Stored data
------------------------------------------------

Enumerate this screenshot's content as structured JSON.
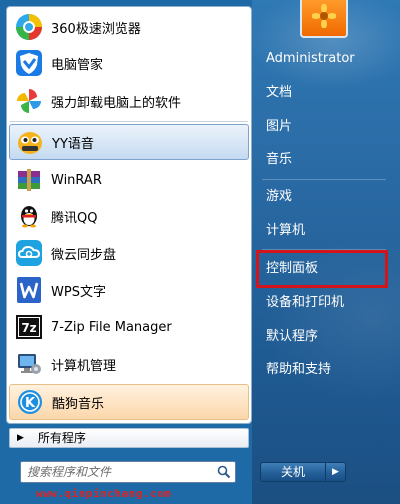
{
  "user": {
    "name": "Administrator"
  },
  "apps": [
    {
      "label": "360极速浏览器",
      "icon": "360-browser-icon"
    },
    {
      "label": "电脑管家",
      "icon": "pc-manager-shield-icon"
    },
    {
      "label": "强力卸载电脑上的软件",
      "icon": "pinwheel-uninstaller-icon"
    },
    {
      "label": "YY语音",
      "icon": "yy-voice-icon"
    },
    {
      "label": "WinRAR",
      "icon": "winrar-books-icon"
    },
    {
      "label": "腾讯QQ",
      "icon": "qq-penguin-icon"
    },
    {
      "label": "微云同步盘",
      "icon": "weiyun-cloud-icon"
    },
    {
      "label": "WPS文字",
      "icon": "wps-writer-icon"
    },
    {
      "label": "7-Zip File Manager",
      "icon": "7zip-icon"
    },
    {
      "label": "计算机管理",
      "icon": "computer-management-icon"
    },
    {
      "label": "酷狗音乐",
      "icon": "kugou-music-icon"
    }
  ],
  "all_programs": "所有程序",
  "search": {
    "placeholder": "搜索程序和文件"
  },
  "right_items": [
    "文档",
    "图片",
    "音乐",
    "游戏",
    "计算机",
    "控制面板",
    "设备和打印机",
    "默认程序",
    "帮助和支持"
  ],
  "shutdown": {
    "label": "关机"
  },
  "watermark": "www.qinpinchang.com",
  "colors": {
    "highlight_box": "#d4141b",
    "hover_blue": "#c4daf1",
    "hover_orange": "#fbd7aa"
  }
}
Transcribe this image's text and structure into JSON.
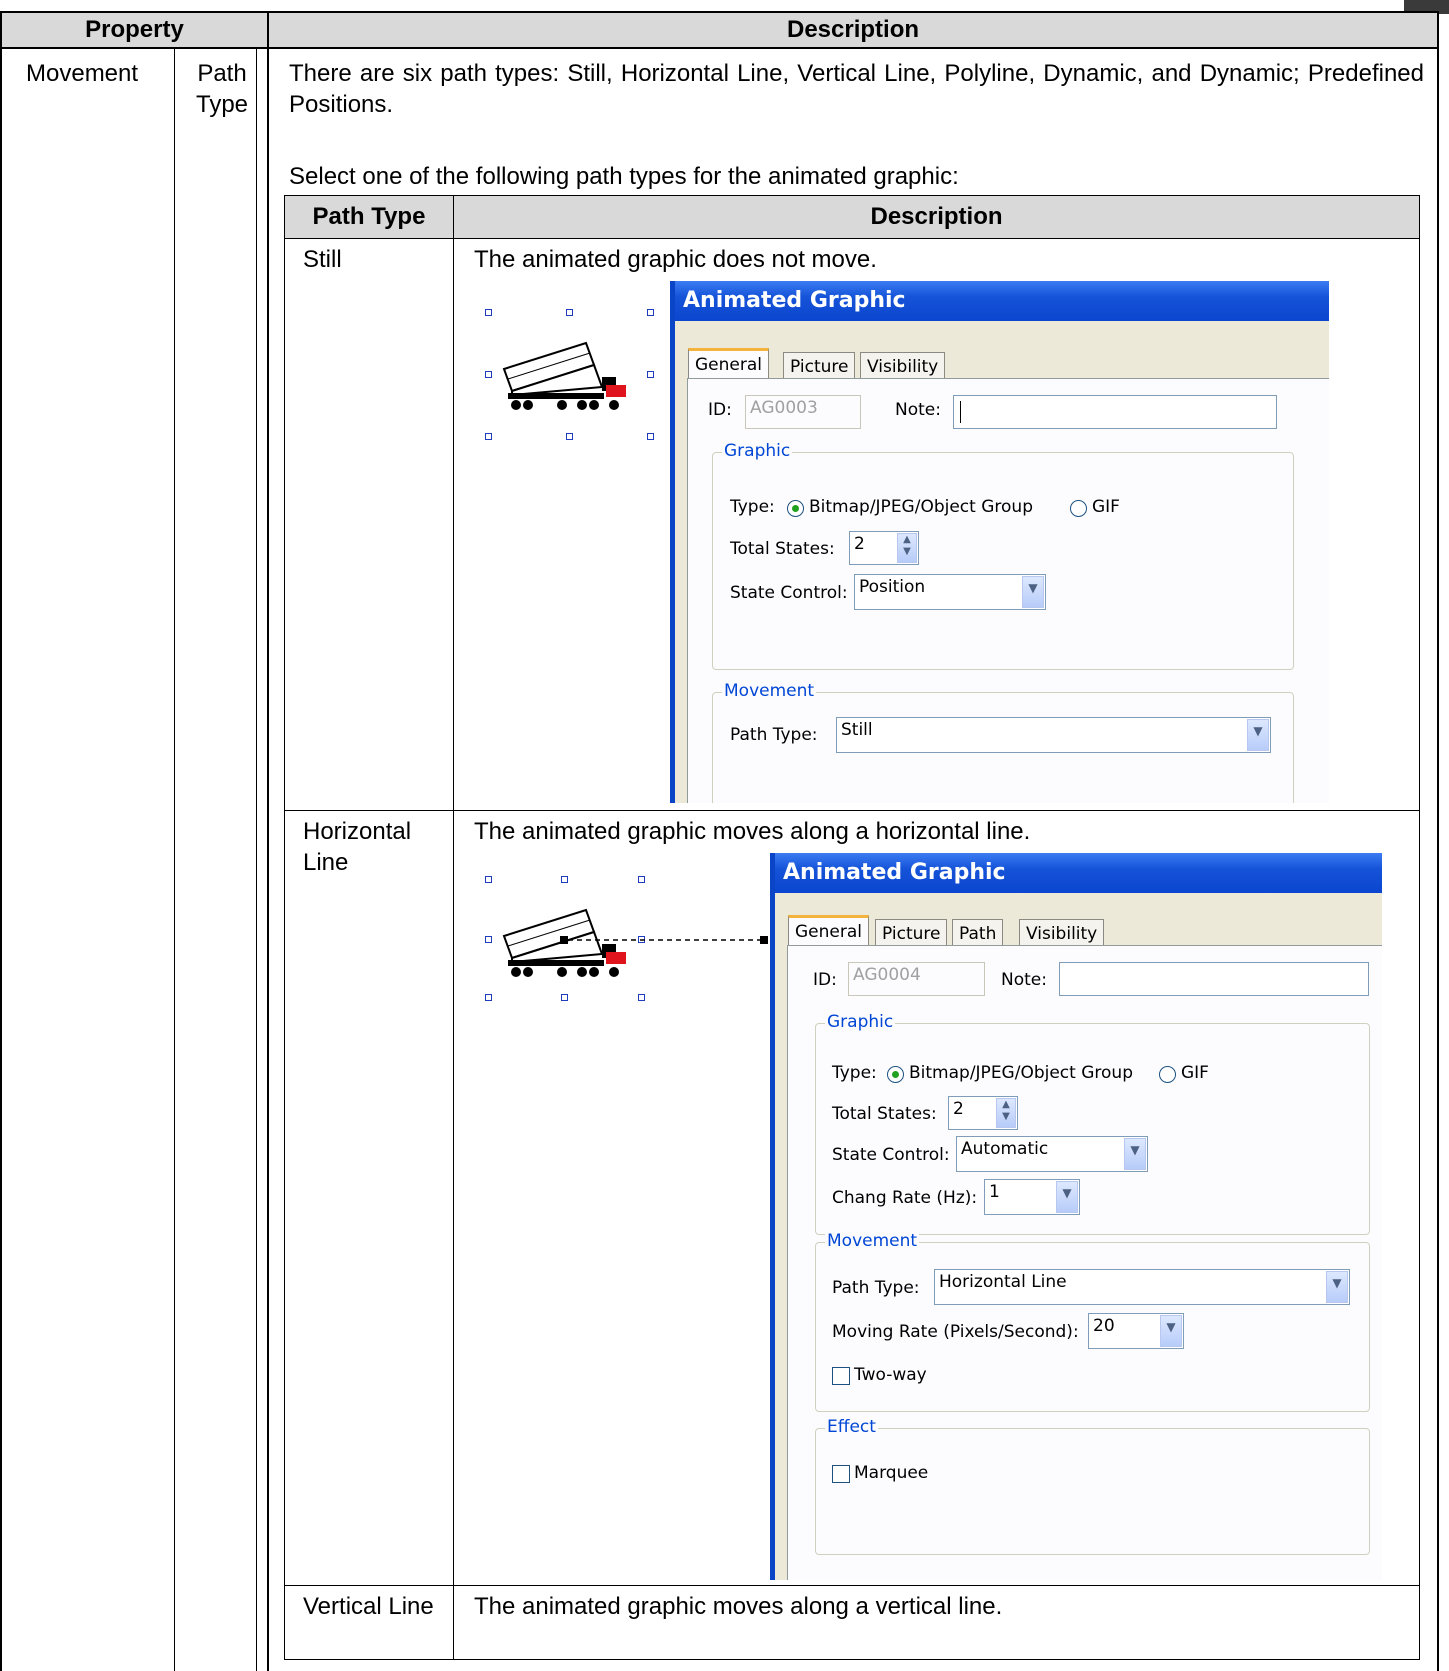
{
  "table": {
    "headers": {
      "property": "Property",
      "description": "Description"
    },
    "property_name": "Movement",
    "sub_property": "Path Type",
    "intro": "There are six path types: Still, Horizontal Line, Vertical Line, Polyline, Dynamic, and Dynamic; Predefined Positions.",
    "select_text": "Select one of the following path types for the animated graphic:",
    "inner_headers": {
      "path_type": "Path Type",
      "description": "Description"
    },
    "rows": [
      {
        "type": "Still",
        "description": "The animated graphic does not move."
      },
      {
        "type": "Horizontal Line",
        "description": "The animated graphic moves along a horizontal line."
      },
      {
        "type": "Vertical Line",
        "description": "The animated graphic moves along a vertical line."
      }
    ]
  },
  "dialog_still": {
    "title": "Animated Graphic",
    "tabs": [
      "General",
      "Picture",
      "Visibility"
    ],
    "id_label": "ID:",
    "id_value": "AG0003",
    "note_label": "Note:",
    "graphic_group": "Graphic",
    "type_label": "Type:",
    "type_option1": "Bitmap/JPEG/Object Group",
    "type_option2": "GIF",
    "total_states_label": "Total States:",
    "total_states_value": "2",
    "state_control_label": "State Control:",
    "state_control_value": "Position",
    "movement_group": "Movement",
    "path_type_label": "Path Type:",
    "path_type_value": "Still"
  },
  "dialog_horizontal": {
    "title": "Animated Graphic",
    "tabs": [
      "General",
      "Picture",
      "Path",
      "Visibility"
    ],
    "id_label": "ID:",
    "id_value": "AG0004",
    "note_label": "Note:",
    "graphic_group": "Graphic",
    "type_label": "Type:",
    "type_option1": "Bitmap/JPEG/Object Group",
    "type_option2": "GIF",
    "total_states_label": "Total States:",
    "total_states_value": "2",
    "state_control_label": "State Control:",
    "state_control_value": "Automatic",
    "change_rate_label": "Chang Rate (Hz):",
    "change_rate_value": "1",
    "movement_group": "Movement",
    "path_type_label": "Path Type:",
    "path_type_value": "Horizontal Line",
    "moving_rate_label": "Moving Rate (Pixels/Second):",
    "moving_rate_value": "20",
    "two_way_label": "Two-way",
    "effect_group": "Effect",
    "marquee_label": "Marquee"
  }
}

------------------------------------------------

| GIVEN PROBLEM |
Repeat each entry exactly as it appears; skip any picture.

| FULL OUTPUT |
Enumerate this screenshot's content as structured JSON.
{
  "user": {
    "name": "Administrator"
  },
  "apps": [
    {
      "label": "360极速浏览器",
      "icon": "360-browser-icon"
    },
    {
      "label": "电脑管家",
      "icon": "pc-manager-shield-icon"
    },
    {
      "label": "强力卸载电脑上的软件",
      "icon": "pinwheel-uninstaller-icon"
    },
    {
      "label": "YY语音",
      "icon": "yy-voice-icon"
    },
    {
      "label": "WinRAR",
      "icon": "winrar-books-icon"
    },
    {
      "label": "腾讯QQ",
      "icon": "qq-penguin-icon"
    },
    {
      "label": "微云同步盘",
      "icon": "weiyun-cloud-icon"
    },
    {
      "label": "WPS文字",
      "icon": "wps-writer-icon"
    },
    {
      "label": "7-Zip File Manager",
      "icon": "7zip-icon"
    },
    {
      "label": "计算机管理",
      "icon": "computer-management-icon"
    },
    {
      "label": "酷狗音乐",
      "icon": "kugou-music-icon"
    }
  ],
  "all_programs": "所有程序",
  "search": {
    "placeholder": "搜索程序和文件"
  },
  "right_items": [
    "文档",
    "图片",
    "音乐",
    "游戏",
    "计算机",
    "控制面板",
    "设备和打印机",
    "默认程序",
    "帮助和支持"
  ],
  "shutdown": {
    "label": "关机"
  },
  "watermark": "www.qinpinchang.com",
  "colors": {
    "highlight_box": "#d4141b",
    "hover_blue": "#c4daf1",
    "hover_orange": "#fbd7aa"
  }
}
Transcribe this image's text and structure into JSON.
{
  "table": {
    "headers": {
      "property": "Property",
      "description": "Description"
    },
    "property_name": "Movement",
    "sub_property": "Path Type",
    "intro": "There are six path types: Still, Horizontal Line, Vertical Line, Polyline, Dynamic, and Dynamic; Predefined Positions.",
    "select_text": "Select one of the following path types for the animated graphic:",
    "inner_headers": {
      "path_type": "Path Type",
      "description": "Description"
    },
    "rows": [
      {
        "type": "Still",
        "description": "The animated graphic does not move."
      },
      {
        "type": "Horizontal Line",
        "description": "The animated graphic moves along a horizontal line."
      },
      {
        "type": "Vertical Line",
        "description": "The animated graphic moves along a vertical line."
      }
    ]
  },
  "dialog_still": {
    "title": "Animated Graphic",
    "tabs": [
      "General",
      "Picture",
      "Visibility"
    ],
    "id_label": "ID:",
    "id_value": "AG0003",
    "note_label": "Note:",
    "graphic_group": "Graphic",
    "type_label": "Type:",
    "type_option1": "Bitmap/JPEG/Object Group",
    "type_option2": "GIF",
    "total_states_label": "Total States:",
    "total_states_value": "2",
    "state_control_label": "State Control:",
    "state_control_value": "Position",
    "movement_group": "Movement",
    "path_type_label": "Path Type:",
    "path_type_value": "Still"
  },
  "dialog_horizontal": {
    "title": "Animated Graphic",
    "tabs": [
      "General",
      "Picture",
      "Path",
      "Visibility"
    ],
    "id_label": "ID:",
    "id_value": "AG0004",
    "note_label": "Note:",
    "graphic_group": "Graphic",
    "type_label": "Type:",
    "type_option1": "Bitmap/JPEG/Object Group",
    "type_option2": "GIF",
    "total_states_label": "Total States:",
    "total_states_value": "2",
    "state_control_label": "State Control:",
    "state_control_value": "Automatic",
    "change_rate_label": "Chang Rate (Hz):",
    "change_rate_value": "1",
    "movement_group": "Movement",
    "path_type_label": "Path Type:",
    "path_type_value": "Horizontal Line",
    "moving_rate_label": "Moving Rate (Pixels/Second):",
    "moving_rate_value": "20",
    "two_way_label": "Two-way",
    "effect_group": "Effect",
    "marquee_label": "Marquee"
  }
}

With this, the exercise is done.